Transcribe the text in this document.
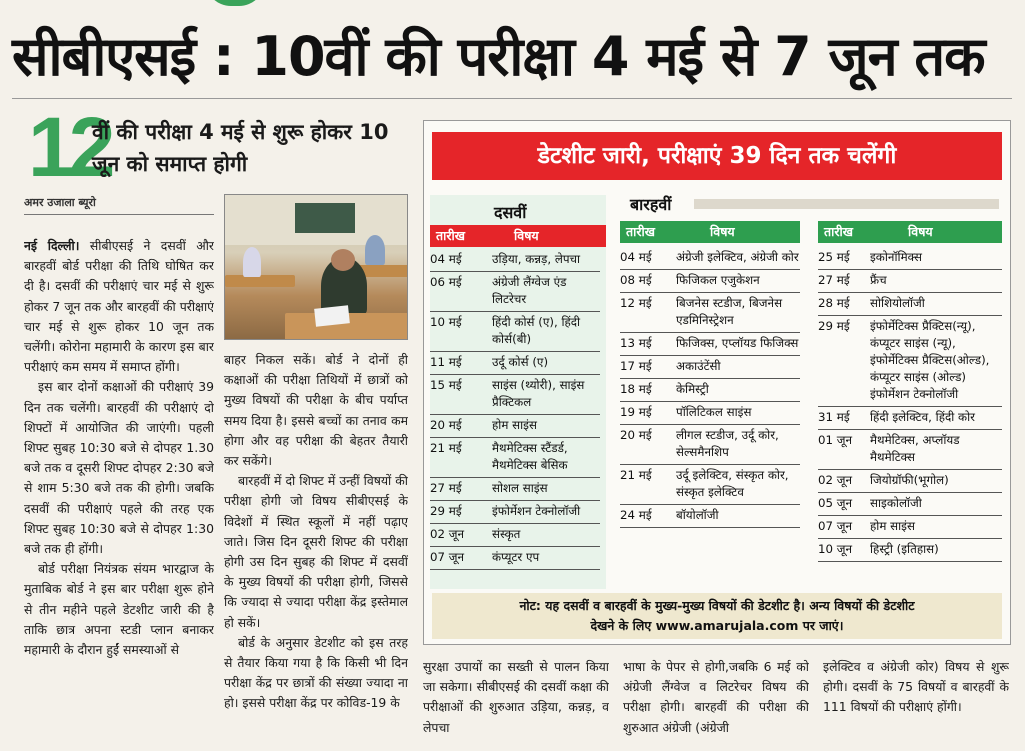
सीबीएसई : 10वीं की परीक्षा 4 मई से 7 जून तक
12
वीं की परीक्षा 4 मई से शुरू होकर 10 जून को समाप्त होगी
अमर उजाला ब्यूरो

नई दिल्ली। सीबीएसई ने दसवीं और बारहवीं बोर्ड परीक्षा की तिथि घोषित कर दी है। दसवीं की परीक्षाएं चार मई से शुरू होकर 7 जून तक और बारहवीं की परीक्षाएं चार मई से शुरू होकर 10 जून तक चलेंगी। कोरोना महामारी के कारण इस बार परीक्षाएं कम समय में समाप्त होंगी।

इस बार दोनों कक्षाओं की परीक्षाएं 39 दिन तक चलेंगी। बारहवीं की परीक्षाएं दो शिफ्टों में आयोजित की जाएंगी। पहली शिफ्ट सुबह 10:30 बजे से दोपहर 1.30 बजे तक व दूसरी शिफ्ट दोपहर 2:30 बजे से शाम 5:30 बजे तक की होगी। जबकि दसवीं की परीक्षाएं पहले की तरह एक शिफ्ट सुबह 10:30 बजे से दोपहर 1:30 बजे तक ही होंगी।

बोर्ड परीक्षा नियंत्रक संयम भारद्वाज के मुताबिक बोर्ड ने इस बार परीक्षा शुरू होने से तीन महीने पहले डेटशीट जारी की है ताकि छात्र अपना स्टडी प्लान बनाकर महामारी के दौरान हुईं समस्याओं से

बाहर निकल सकें। बोर्ड ने दोनों ही कक्षाओं की परीक्षा तिथियों में छात्रों को मुख्य विषयों की परीक्षा के बीच पर्याप्त समय दिया है। इससे बच्चों का तनाव कम होगा और वह परीक्षा की बेहतर तैयारी कर सकेंगे।

बारहवीं में दो शिफ्ट में उन्हीं विषयों की परीक्षा होगी जो विषय सीबीएसई के विदेशों में स्थित स्कूलों में नहीं पढ़ाए जाते। जिस दिन दूसरी शिफ्ट की परीक्षा होगी उस दिन सुबह की शिफ्ट में दसवीं के मुख्य विषयों की परीक्षा होगी, जिससे कि ज्यादा से ज्यादा परीक्षा केंद्र इस्तेमाल हो सकें।

बोर्ड के अनुसार डेटशीट को इस तरह से तैयार किया गया है कि किसी भी दिन परीक्षा केंद्र पर छात्रों की संख्या ज्यादा ना हो। इससे परीक्षा केंद्र पर कोविड-19 के

सुरक्षा उपायों का सख्ती से पालन किया जा सकेगा। सीबीएसई की दसवीं कक्षा की परीक्षाओं की शुरुआत उड़िया, कन्नड़, व लेपचा

भाषा के पेपर से होगी,जबकि 6 मई को अंग्रेजी लैंग्वेज व लिटरेचर विषय की परीक्षा होगी। बारहवीं की परीक्षा की शुरुआत अंग्रेजी (अंग्रेजी

इलेक्टिव व अंग्रेजी कोर) विषय से शुरू होगी। दसवीं के 75 विषयों व बारहवीं के 111 विषयों की परीक्षाएं होंगी।

डेटशीट जारी, परीक्षाएं 39 दिन तक चलेंगी
दसवीं
तारीख	विषय
04 मई	उड़िया, कन्नड़, लेपचा
06 मई	अंग्रेजी लैंग्वेज एंड लिटरेचर
10 मई	हिंदी कोर्स (ए), हिंदी कोर्स(बी)
11 मई	उर्दू कोर्स (ए)
15 मई	साइंस (थ्योरी), साइंस प्रैक्टिकल
20 मई	होम साइंस
21 मई	मैथमेटिक्स स्टैंडर्ड, मैथमेटिक्स बेसिक
27 मई	सोशल साइंस
29 मई	इंफोर्मेशन टेक्नोलॉजी
02 जून	संस्कृत
07 जून	कंप्यूटर एप
बारहवीं
तारीख	विषय
04 मई	अंग्रेजी इलेक्टिव, अंग्रेजी कोर
08 मई	फिजिकल एजुकेशन
12 मई	बिजनेस स्टडीज, बिजनेस एडमिनिस्ट्रेशन
13 मई	फिजिक्स, एप्लॉयड फिजिक्स
17 मई	अकाउंटेंसी
18 मई	केमिस्ट्री
19 मई	पॉलिटिकल साइंस
20 मई	लीगल स्टडीज, उर्दू कोर, सेल्समैनशिप
21 मई	उर्दू इलेक्टिव, संस्कृत कोर, संस्कृत इलेक्टिव
24 मई	बॉयोलॉजी
तारीख	विषय
25 मई	इकोनॉमिक्स
27 मई	फ्रैंच
28 मई	सोशियोलॉजी
29 मई	इंफोर्मेटिक्स प्रैक्टिस(न्यू), कंप्यूटर साइंस (न्यू), इंफोर्मेटिक्स प्रैक्टिस(ओल्ड), कंप्यूटर साइंस (ओल्ड) इंफोर्मेशन टेक्नोलॉजी
31 मई	हिंदी इलेक्टिव, हिंदी कोर
01 जून	मैथमेटिक्स, अप्लॉयड मैथमेटिक्स
02 जून	जियोग्रॉफी(भूगोल)
05 जून	साइकोलॉजी
07 जून	होम साइंस
10 जून	हिस्ट्री (इतिहास)
नोट: यह दसवीं व बारहवीं के मुख्य-मुख्य विषयों की डेटशीट है। अन्य विषयों की डेटशीट
देखने के लिए www.amarujala.com पर जाएं।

──────────

Request |
Using the data above, write out every line exactly, leaving the images behind.

Answer to the problem |
Transcribe the text in this document.
सीबीएसई : 10वीं की परीक्षा 4 मई से 7 जून तक
12
वीं की परीक्षा 4 मई से शुरू होकर 10 जून को समाप्त होगी
अमर उजाला ब्यूरो

नई दिल्ली। सीबीएसई ने दसवीं और बारहवीं बोर्ड परीक्षा की तिथि घोषित कर दी है। दसवीं की परीक्षाएं चार मई से शुरू होकर 7 जून तक और बारहवीं की परीक्षाएं चार मई से शुरू होकर 10 जून तक चलेंगी। कोरोना महामारी के कारण इस बार परीक्षाएं कम समय में समाप्त होंगी।

इस बार दोनों कक्षाओं की परीक्षाएं 39 दिन तक चलेंगी। बारहवीं की परीक्षाएं दो शिफ्टों में आयोजित की जाएंगी। पहली शिफ्ट सुबह 10:30 बजे से दोपहर 1.30 बजे तक व दूसरी शिफ्ट दोपहर 2:30 बजे से शाम 5:30 बजे तक की होगी। जबकि दसवीं की परीक्षाएं पहले की तरह एक शिफ्ट सुबह 10:30 बजे से दोपहर 1:30 बजे तक ही होंगी।

बोर्ड परीक्षा नियंत्रक संयम भारद्वाज के मुताबिक बोर्ड ने इस बार परीक्षा शुरू होने से तीन महीने पहले डेटशीट जारी की है ताकि छात्र अपना स्टडी प्लान बनाकर महामारी के दौरान हुईं समस्याओं से

बाहर निकल सकें। बोर्ड ने दोनों ही कक्षाओं की परीक्षा तिथियों में छात्रों को मुख्य विषयों की परीक्षा के बीच पर्याप्त समय दिया है। इससे बच्चों का तनाव कम होगा और वह परीक्षा की बेहतर तैयारी कर सकेंगे।

बारहवीं में दो शिफ्ट में उन्हीं विषयों की परीक्षा होगी जो विषय सीबीएसई के विदेशों में स्थित स्कूलों में नहीं पढ़ाए जाते। जिस दिन दूसरी शिफ्ट की परीक्षा होगी उस दिन सुबह की शिफ्ट में दसवीं के मुख्य विषयों की परीक्षा होगी, जिससे कि ज्यादा से ज्यादा परीक्षा केंद्र इस्तेमाल हो सकें।

बोर्ड के अनुसार डेटशीट को इस तरह से तैयार किया गया है कि किसी भी दिन परीक्षा केंद्र पर छात्रों की संख्या ज्यादा ना हो। इससे परीक्षा केंद्र पर कोविड-19 के

सुरक्षा उपायों का सख्ती से पालन किया जा सकेगा। सीबीएसई की दसवीं कक्षा की परीक्षाओं की शुरुआत उड़िया, कन्नड़, व लेपचा

भाषा के पेपर से होगी,जबकि 6 मई को अंग्रेजी लैंग्वेज व लिटरेचर विषय की परीक्षा होगी। बारहवीं की परीक्षा की शुरुआत अंग्रेजी (अंग्रेजी

इलेक्टिव व अंग्रेजी कोर) विषय से शुरू होगी। दसवीं के 75 विषयों व बारहवीं के 111 विषयों की परीक्षाएं होंगी।

डेटशीट जारी, परीक्षाएं 39 दिन तक चलेंगी
दसवीं
तारीख	विषय
04 मई	उड़िया, कन्नड़, लेपचा
06 मई	अंग्रेजी लैंग्वेज एंड लिटरेचर
10 मई	हिंदी कोर्स (ए), हिंदी कोर्स(बी)
11 मई	उर्दू कोर्स (ए)
15 मई	साइंस (थ्योरी), साइंस प्रैक्टिकल
20 मई	होम साइंस
21 मई	मैथमेटिक्स स्टैंडर्ड, मैथमेटिक्स बेसिक
27 मई	सोशल साइंस
29 मई	इंफोर्मेशन टेक्नोलॉजी
02 जून	संस्कृत
07 जून	कंप्यूटर एप
बारहवीं
तारीख	विषय
04 मई	अंग्रेजी इलेक्टिव, अंग्रेजी कोर
08 मई	फिजिकल एजुकेशन
12 मई	बिजनेस स्टडीज, बिजनेस एडमिनिस्ट्रेशन
13 मई	फिजिक्स, एप्लॉयड फिजिक्स
17 मई	अकाउंटेंसी
18 मई	केमिस्ट्री
19 मई	पॉलिटिकल साइंस
20 मई	लीगल स्टडीज, उर्दू कोर, सेल्समैनशिप
21 मई	उर्दू इलेक्टिव, संस्कृत कोर, संस्कृत इलेक्टिव
24 मई	बॉयोलॉजी
तारीख	विषय
25 मई	इकोनॉमिक्स
27 मई	फ्रैंच
28 मई	सोशियोलॉजी
29 मई	इंफोर्मेटिक्स प्रैक्टिस(न्यू), कंप्यूटर साइंस (न्यू), इंफोर्मेटिक्स प्रैक्टिस(ओल्ड), कंप्यूटर साइंस (ओल्ड) इंफोर्मेशन टेक्नोलॉजी
31 मई	हिंदी इलेक्टिव, हिंदी कोर
01 जून	मैथमेटिक्स, अप्लॉयड मैथमेटिक्स
02 जून	जियोग्रॉफी(भूगोल)
05 जून	साइकोलॉजी
07 जून	होम साइंस
10 जून	हिस्ट्री (इतिहास)
नोट: यह दसवीं व बारहवीं के मुख्य-मुख्य विषयों की डेटशीट है। अन्य विषयों की डेटशीट
देखने के लिए www.amarujala.com पर जाएं।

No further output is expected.